Task to carry out
Reproduce the material verbatim from its first line through the line that contains "Give me the", with both ends included. Omit the pictures from your copy.

* begin Data provided *

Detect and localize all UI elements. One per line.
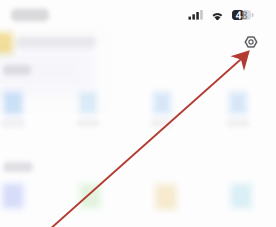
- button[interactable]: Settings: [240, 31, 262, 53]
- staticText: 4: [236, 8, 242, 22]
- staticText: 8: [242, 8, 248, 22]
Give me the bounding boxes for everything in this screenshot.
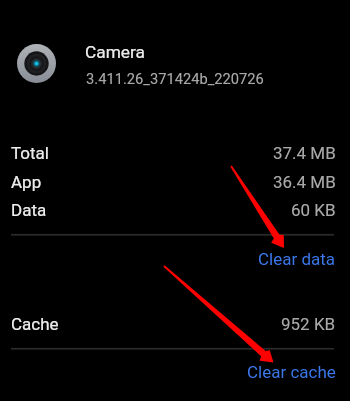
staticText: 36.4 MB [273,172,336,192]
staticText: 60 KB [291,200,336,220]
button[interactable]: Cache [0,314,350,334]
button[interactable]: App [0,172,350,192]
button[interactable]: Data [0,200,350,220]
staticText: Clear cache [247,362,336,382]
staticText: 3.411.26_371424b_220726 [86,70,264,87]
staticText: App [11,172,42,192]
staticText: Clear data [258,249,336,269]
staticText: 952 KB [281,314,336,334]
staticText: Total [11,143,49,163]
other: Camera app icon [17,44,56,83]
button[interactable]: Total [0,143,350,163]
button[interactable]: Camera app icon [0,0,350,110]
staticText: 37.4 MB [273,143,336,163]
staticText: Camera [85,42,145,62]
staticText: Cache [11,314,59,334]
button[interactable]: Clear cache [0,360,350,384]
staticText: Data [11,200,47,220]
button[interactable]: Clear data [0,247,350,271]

* end Data provided *

Output for this exercise
Detect and localize all UI elements. One per line.
- button[interactable]: Settings: [240, 31, 262, 53]
- staticText: 4: [236, 8, 242, 22]
- staticText: 8: [242, 8, 248, 22]
Give me the bounding boxes for everything in this screenshot.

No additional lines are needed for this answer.